Work to complete. Write out the material exactly, without any of its pictures.

######

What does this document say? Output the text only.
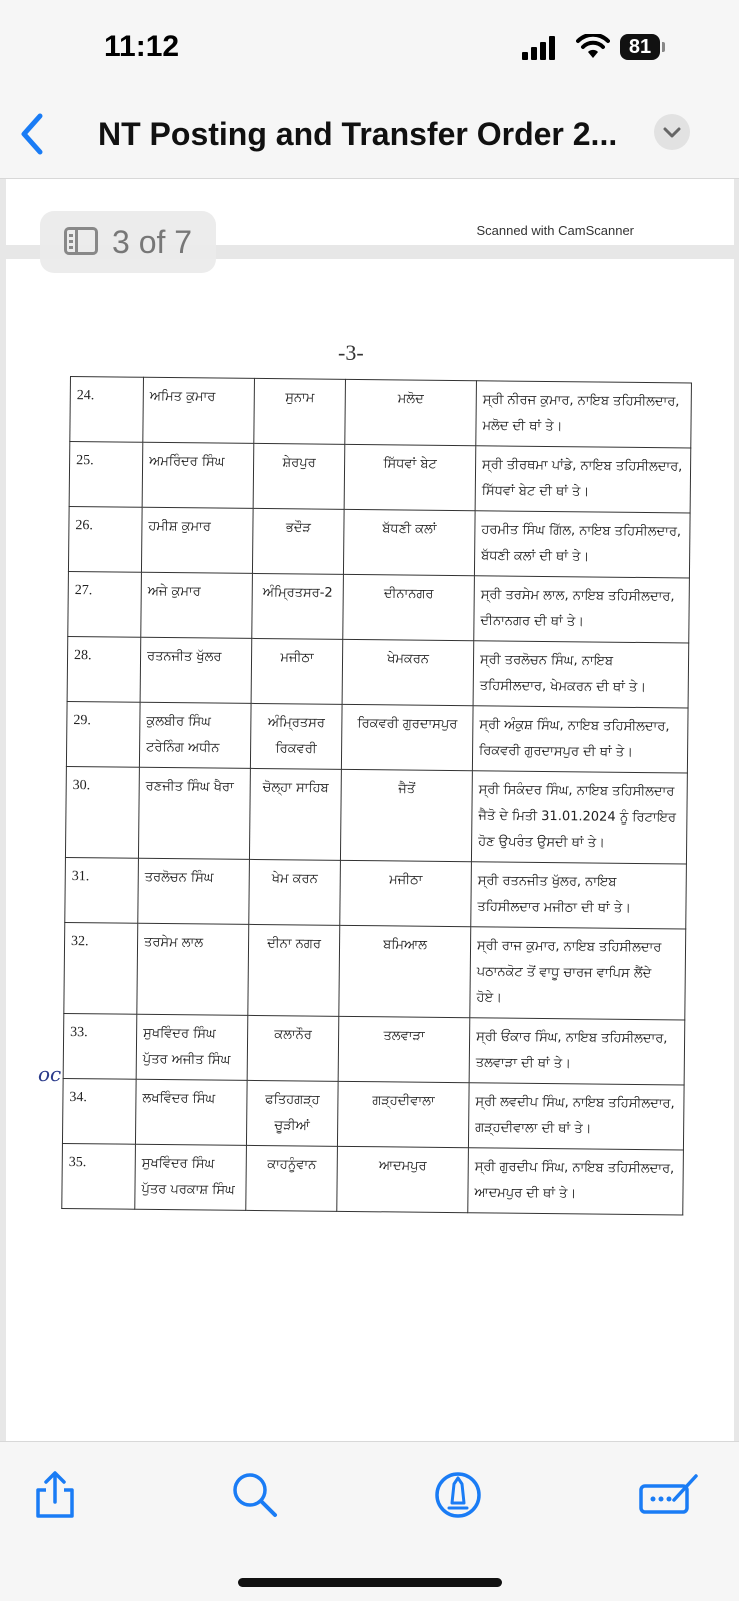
11:12	81
NT Posting and Transfer Order 2...
Scanned with CamScanner
3 of 7
-3-
oc
24.	ਅਮਿਤ ਕੁਮਾਰ	ਸੁਨਾਮ	ਮਲੋਦ	ਸ੍ਰੀ ਨੀਰਜ ਕੁਮਾਰ, ਨਾਇਬ ਤਹਿਸੀਲਦਾਰ, ਮਲੋਦ ਦੀ ਥਾਂ ਤੇ।
25.	ਅਮਰਿੰਦਰ ਸਿੰਘ	ਸ਼ੇਰਪੁਰ	ਸਿੱਧਵਾਂ ਬੇਟ	ਸ੍ਰੀ ਤੀਰਥਮਾ ਪਾਂਡੇ, ਨਾਇਬ ਤਹਿਸੀਲਦਾਰ, ਸਿੱਧਵਾਂ ਬੇਟ ਦੀ ਥਾਂ ਤੇ।
26.	ਹਮੀਸ਼ ਕੁਮਾਰ	ਭਦੌੜ	ਬੱਧਣੀ ਕਲਾਂ	ਹਰਮੀਤ ਸਿੰਘ ਗਿੱਲ, ਨਾਇਬ ਤਹਿਸੀਲਦਾਰ, ਬੱਧਣੀ ਕਲਾਂ ਦੀ ਥਾਂ ਤੇ।
27.	ਅਜੇ ਕੁਮਾਰ	ਅੰਮ੍ਰਿਤਸਰ-2	ਦੀਨਾਨਗਰ	ਸ੍ਰੀ ਤਰਸੇਮ ਲਾਲ, ਨਾਇਬ ਤਹਿਸੀਲਦਾਰ, ਦੀਨਾਨਗਰ ਦੀ ਥਾਂ ਤੇ।
28.	ਰਤਨਜੀਤ ਖੁੱਲਰ	ਮਜੀਠਾ	ਖੇਮਕਰਨ	ਸ੍ਰੀ ਤਰਲੋਚਨ ਸਿੰਘ, ਨਾਇਬ ਤਹਿਸੀਲਦਾਰ, ਖੇਮਕਰਨ ਦੀ ਥਾਂ ਤੇ।
29.	ਕੁਲਬੀਰ ਸਿੰਘ ਟਰੇਨਿੰਗ ਅਧੀਨ	ਅੰਮ੍ਰਿਤਸਰ ਰਿਕਵਰੀ	ਰਿਕਵਰੀ ਗੁਰਦਾਸਪੁਰ	ਸ੍ਰੀ ਅੰਕੁਸ਼ ਸਿੰਘ, ਨਾਇਬ ਤਹਿਸੀਲਦਾਰ, ਰਿਕਵਰੀ ਗੁਰਦਾਸਪੁਰ ਦੀ ਥਾਂ ਤੇ।
30.	ਰਣਜੀਤ ਸਿੰਘ ਖੈਰਾ	ਚੋਲ੍ਹਾ ਸਾਹਿਬ	ਜੈਤੋਂ	ਸ੍ਰੀ ਸਿਕੰਦਰ ਸਿੰਘ, ਨਾਇਬ ਤਹਿਸੀਲਦਾਰ ਜੈਤੋ ਦੇ ਮਿਤੀ 31.01.2024 ਨੂੰ ਰਿਟਾਇਰ ਹੋਣ ਉਪਰੰਤ ਉਸਦੀ ਥਾਂ ਤੇ।
31.	ਤਰਲੋਚਨ ਸਿੰਘ	ਖੇਮ ਕਰਨ	ਮਜੀਠਾ	ਸ੍ਰੀ ਰਤਨਜੀਤ ਖੁੱਲਰ, ਨਾਇਬ ਤਹਿਸੀਲਦਾਰ ਮਜੀਠਾ ਦੀ ਥਾਂ ਤੇ।
32.	ਤਰਸੇਮ ਲਾਲ	ਦੀਨਾ ਨਗਰ	ਬਮਿਆਲ	ਸ੍ਰੀ ਰਾਜ ਕੁਮਾਰ, ਨਾਇਬ ਤਹਿਸੀਲਦਾਰ ਪਠਾਨਕੋਟ ਤੋਂ ਵਾਧੂ ਚਾਰਜ ਵਾਪਿਸ ਲੈਂਦੇ ਹੋਏ।
33.	ਸੁਖਵਿੰਦਰ ਸਿੰਘ ਪੁੱਤਰ ਅਜੀਤ ਸਿੰਘ	ਕਲਾਨੌਰ	ਤਲਵਾੜਾ	ਸ੍ਰੀ ਓਂਕਾਰ ਸਿੰਘ, ਨਾਇਬ ਤਹਿਸੀਲਦਾਰ, ਤਲਵਾੜਾ ਦੀ ਥਾਂ ਤੇ।
34.	ਲਖਵਿੰਦਰ ਸਿੰਘ	ਫਤਿਹਗੜ੍ਹ ਚੂੜੀਆਂ	ਗੜ੍ਹਦੀਵਾਲਾ	ਸ੍ਰੀ ਲਵਦੀਪ ਸਿੰਘ, ਨਾਇਬ ਤਹਿਸੀਲਦਾਰ, ਗੜ੍ਹਦੀਵਾਲਾ ਦੀ ਥਾਂ ਤੇ।
35.	ਸੁਖਵਿੰਦਰ ਸਿੰਘ ਪੁੱਤਰ ਪਰਕਾਸ਼ ਸਿੰਘ	ਕਾਹਨੂੰਵਾਨ	ਆਦਮਪੁਰ	ਸ੍ਰੀ ਗੁਰਦੀਪ ਸਿੰਘ, ਨਾਇਬ ਤਹਿਸੀਲਦਾਰ, ਆਦਮਪੁਰ ਦੀ ਥਾਂ ਤੇ।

######

The reply.
What does this document say? Output the text only.
11:12	81
NT Posting and Transfer Order 2...
Scanned with CamScanner
3 of 7
-3-
oc
24.	ਅਮਿਤ ਕੁਮਾਰ	ਸੁਨਾਮ	ਮਲੋਦ	ਸ੍ਰੀ ਨੀਰਜ ਕੁਮਾਰ, ਨਾਇਬ ਤਹਿਸੀਲਦਾਰ, ਮਲੋਦ ਦੀ ਥਾਂ ਤੇ।
25.	ਅਮਰਿੰਦਰ ਸਿੰਘ	ਸ਼ੇਰਪੁਰ	ਸਿੱਧਵਾਂ ਬੇਟ	ਸ੍ਰੀ ਤੀਰਥਮਾ ਪਾਂਡੇ, ਨਾਇਬ ਤਹਿਸੀਲਦਾਰ, ਸਿੱਧਵਾਂ ਬੇਟ ਦੀ ਥਾਂ ਤੇ।
26.	ਹਮੀਸ਼ ਕੁਮਾਰ	ਭਦੌੜ	ਬੱਧਣੀ ਕਲਾਂ	ਹਰਮੀਤ ਸਿੰਘ ਗਿੱਲ, ਨਾਇਬ ਤਹਿਸੀਲਦਾਰ, ਬੱਧਣੀ ਕਲਾਂ ਦੀ ਥਾਂ ਤੇ।
27.	ਅਜੇ ਕੁਮਾਰ	ਅੰਮ੍ਰਿਤਸਰ-2	ਦੀਨਾਨਗਰ	ਸ੍ਰੀ ਤਰਸੇਮ ਲਾਲ, ਨਾਇਬ ਤਹਿਸੀਲਦਾਰ, ਦੀਨਾਨਗਰ ਦੀ ਥਾਂ ਤੇ।
28.	ਰਤਨਜੀਤ ਖੁੱਲਰ	ਮਜੀਠਾ	ਖੇਮਕਰਨ	ਸ੍ਰੀ ਤਰਲੋਚਨ ਸਿੰਘ, ਨਾਇਬ ਤਹਿਸੀਲਦਾਰ, ਖੇਮਕਰਨ ਦੀ ਥਾਂ ਤੇ।
29.	ਕੁਲਬੀਰ ਸਿੰਘ ਟਰੇਨਿੰਗ ਅਧੀਨ	ਅੰਮ੍ਰਿਤਸਰ ਰਿਕਵਰੀ	ਰਿਕਵਰੀ ਗੁਰਦਾਸਪੁਰ	ਸ੍ਰੀ ਅੰਕੁਸ਼ ਸਿੰਘ, ਨਾਇਬ ਤਹਿਸੀਲਦਾਰ, ਰਿਕਵਰੀ ਗੁਰਦਾਸਪੁਰ ਦੀ ਥਾਂ ਤੇ।
30.	ਰਣਜੀਤ ਸਿੰਘ ਖੈਰਾ	ਚੋਲ੍ਹਾ ਸਾਹਿਬ	ਜੈਤੋਂ	ਸ੍ਰੀ ਸਿਕੰਦਰ ਸਿੰਘ, ਨਾਇਬ ਤਹਿਸੀਲਦਾਰ ਜੈਤੋ ਦੇ ਮਿਤੀ 31.01.2024 ਨੂੰ ਰਿਟਾਇਰ ਹੋਣ ਉਪਰੰਤ ਉਸਦੀ ਥਾਂ ਤੇ।
31.	ਤਰਲੋਚਨ ਸਿੰਘ	ਖੇਮ ਕਰਨ	ਮਜੀਠਾ	ਸ੍ਰੀ ਰਤਨਜੀਤ ਖੁੱਲਰ, ਨਾਇਬ ਤਹਿਸੀਲਦਾਰ ਮਜੀਠਾ ਦੀ ਥਾਂ ਤੇ।
32.	ਤਰਸੇਮ ਲਾਲ	ਦੀਨਾ ਨਗਰ	ਬਮਿਆਲ	ਸ੍ਰੀ ਰਾਜ ਕੁਮਾਰ, ਨਾਇਬ ਤਹਿਸੀਲਦਾਰ ਪਠਾਨਕੋਟ ਤੋਂ ਵਾਧੂ ਚਾਰਜ ਵਾਪਿਸ ਲੈਂਦੇ ਹੋਏ।
33.	ਸੁਖਵਿੰਦਰ ਸਿੰਘ ਪੁੱਤਰ ਅਜੀਤ ਸਿੰਘ	ਕਲਾਨੌਰ	ਤਲਵਾੜਾ	ਸ੍ਰੀ ਓਂਕਾਰ ਸਿੰਘ, ਨਾਇਬ ਤਹਿਸੀਲਦਾਰ, ਤਲਵਾੜਾ ਦੀ ਥਾਂ ਤੇ।
34.	ਲਖਵਿੰਦਰ ਸਿੰਘ	ਫਤਿਹਗੜ੍ਹ ਚੂੜੀਆਂ	ਗੜ੍ਹਦੀਵਾਲਾ	ਸ੍ਰੀ ਲਵਦੀਪ ਸਿੰਘ, ਨਾਇਬ ਤਹਿਸੀਲਦਾਰ, ਗੜ੍ਹਦੀਵਾਲਾ ਦੀ ਥਾਂ ਤੇ।
35.	ਸੁਖਵਿੰਦਰ ਸਿੰਘ ਪੁੱਤਰ ਪਰਕਾਸ਼ ਸਿੰਘ	ਕਾਹਨੂੰਵਾਨ	ਆਦਮਪੁਰ	ਸ੍ਰੀ ਗੁਰਦੀਪ ਸਿੰਘ, ਨਾਇਬ ਤਹਿਸੀਲਦਾਰ, ਆਦਮਪੁਰ ਦੀ ਥਾਂ ਤੇ।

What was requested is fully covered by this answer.